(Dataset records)
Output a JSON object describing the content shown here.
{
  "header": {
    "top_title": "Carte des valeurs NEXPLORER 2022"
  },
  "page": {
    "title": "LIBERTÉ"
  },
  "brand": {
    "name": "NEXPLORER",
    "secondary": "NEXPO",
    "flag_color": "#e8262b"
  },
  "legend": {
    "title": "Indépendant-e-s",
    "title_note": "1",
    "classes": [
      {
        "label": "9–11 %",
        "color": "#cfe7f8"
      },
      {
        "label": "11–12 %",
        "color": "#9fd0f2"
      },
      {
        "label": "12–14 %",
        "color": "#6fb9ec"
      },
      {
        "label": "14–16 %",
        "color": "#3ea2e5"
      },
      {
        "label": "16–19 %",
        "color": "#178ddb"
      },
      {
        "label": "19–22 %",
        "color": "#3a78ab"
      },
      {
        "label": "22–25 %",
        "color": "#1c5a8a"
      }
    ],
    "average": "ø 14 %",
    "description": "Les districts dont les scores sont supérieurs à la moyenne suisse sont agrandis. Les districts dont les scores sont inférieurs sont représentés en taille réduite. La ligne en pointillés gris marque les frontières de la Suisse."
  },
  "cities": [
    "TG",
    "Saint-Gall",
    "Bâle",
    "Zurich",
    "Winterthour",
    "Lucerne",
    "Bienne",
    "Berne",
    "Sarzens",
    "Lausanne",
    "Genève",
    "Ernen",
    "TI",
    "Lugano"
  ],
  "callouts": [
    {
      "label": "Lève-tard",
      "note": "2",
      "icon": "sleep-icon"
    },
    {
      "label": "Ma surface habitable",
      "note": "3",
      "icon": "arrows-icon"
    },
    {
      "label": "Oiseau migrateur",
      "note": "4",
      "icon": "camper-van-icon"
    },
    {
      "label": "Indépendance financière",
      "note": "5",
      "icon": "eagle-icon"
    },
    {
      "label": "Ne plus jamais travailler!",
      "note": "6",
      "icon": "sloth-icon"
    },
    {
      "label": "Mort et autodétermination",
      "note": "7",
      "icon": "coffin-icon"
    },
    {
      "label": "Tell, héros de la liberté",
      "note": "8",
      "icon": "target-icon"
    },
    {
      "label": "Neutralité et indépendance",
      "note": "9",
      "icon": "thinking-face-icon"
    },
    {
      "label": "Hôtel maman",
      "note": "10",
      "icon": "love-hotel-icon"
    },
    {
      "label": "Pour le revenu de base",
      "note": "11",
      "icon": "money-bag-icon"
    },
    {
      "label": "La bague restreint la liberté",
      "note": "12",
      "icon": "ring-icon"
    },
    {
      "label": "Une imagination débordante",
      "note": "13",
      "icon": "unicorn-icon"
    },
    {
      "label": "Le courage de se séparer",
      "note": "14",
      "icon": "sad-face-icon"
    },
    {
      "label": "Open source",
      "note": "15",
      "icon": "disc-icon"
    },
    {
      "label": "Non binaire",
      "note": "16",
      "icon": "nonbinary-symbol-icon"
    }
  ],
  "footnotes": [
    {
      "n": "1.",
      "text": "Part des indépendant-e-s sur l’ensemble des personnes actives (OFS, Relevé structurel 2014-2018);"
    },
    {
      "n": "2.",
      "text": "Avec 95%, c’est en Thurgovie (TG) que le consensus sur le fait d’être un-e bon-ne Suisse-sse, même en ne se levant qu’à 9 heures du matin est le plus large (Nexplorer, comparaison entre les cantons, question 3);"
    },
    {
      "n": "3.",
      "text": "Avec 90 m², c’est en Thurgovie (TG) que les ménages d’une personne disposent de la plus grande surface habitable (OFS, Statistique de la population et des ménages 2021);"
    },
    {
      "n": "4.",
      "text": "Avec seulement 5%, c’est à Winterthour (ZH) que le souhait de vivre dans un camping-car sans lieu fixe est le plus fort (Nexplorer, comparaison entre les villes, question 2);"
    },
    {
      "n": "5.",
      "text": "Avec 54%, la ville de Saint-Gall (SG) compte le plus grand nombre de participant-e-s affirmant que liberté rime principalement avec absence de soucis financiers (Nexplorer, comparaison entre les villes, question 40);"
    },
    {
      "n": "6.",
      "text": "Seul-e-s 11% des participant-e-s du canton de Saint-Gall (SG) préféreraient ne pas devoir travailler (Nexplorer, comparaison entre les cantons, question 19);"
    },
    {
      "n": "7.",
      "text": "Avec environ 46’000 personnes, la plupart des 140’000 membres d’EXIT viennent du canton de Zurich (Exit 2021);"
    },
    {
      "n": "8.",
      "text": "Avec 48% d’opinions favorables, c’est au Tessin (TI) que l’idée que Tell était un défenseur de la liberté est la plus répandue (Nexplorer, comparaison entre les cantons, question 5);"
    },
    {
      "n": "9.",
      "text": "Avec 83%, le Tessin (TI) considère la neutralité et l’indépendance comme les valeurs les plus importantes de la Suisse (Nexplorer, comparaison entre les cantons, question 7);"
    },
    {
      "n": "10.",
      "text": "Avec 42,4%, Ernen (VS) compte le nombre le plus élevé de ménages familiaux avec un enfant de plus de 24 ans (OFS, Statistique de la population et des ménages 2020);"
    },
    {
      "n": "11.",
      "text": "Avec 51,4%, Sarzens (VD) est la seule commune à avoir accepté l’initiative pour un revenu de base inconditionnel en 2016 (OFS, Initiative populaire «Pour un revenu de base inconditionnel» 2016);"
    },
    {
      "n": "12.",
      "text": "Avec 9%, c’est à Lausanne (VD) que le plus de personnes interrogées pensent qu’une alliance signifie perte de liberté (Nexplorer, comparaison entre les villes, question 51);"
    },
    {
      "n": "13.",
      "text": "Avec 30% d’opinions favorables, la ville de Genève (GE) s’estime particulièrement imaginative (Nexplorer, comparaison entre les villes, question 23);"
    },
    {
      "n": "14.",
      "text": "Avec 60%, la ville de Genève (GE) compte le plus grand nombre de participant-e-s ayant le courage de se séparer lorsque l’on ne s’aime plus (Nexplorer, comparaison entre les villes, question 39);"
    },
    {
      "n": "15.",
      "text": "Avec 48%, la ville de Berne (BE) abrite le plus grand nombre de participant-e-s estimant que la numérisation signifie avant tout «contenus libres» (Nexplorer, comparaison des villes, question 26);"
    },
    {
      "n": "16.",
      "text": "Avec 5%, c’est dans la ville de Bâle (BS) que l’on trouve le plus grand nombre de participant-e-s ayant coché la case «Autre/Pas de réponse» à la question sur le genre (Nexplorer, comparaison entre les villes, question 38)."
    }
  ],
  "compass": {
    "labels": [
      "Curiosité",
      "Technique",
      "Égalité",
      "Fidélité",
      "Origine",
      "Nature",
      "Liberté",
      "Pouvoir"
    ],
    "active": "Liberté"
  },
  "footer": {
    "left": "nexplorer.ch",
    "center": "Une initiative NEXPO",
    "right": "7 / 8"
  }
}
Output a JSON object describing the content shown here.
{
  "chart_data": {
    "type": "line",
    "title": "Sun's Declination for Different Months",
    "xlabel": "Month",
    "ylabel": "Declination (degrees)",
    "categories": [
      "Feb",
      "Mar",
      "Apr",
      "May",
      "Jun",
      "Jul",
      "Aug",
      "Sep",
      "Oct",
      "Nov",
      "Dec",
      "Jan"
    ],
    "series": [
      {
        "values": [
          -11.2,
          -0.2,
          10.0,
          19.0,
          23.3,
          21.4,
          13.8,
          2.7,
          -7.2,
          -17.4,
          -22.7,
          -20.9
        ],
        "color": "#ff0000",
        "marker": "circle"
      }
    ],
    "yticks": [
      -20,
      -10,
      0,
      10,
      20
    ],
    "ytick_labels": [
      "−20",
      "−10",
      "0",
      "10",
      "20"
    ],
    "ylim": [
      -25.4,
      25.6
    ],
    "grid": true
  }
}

#### YOUR TASK
Find each line in the records holding the string "Pour" and show it.

#### ANSWER TO THIS EXERCISE
      "label": "Pour le revenu de base",
      "text": "Avec 51,4%, Sarzens (VD) est la seule commune à avoir accepté l’initiative pour un revenu de base inconditionnel en 2016 (OFS, Initiative populaire «Pour un revenu de base inconditionnel» 2016);"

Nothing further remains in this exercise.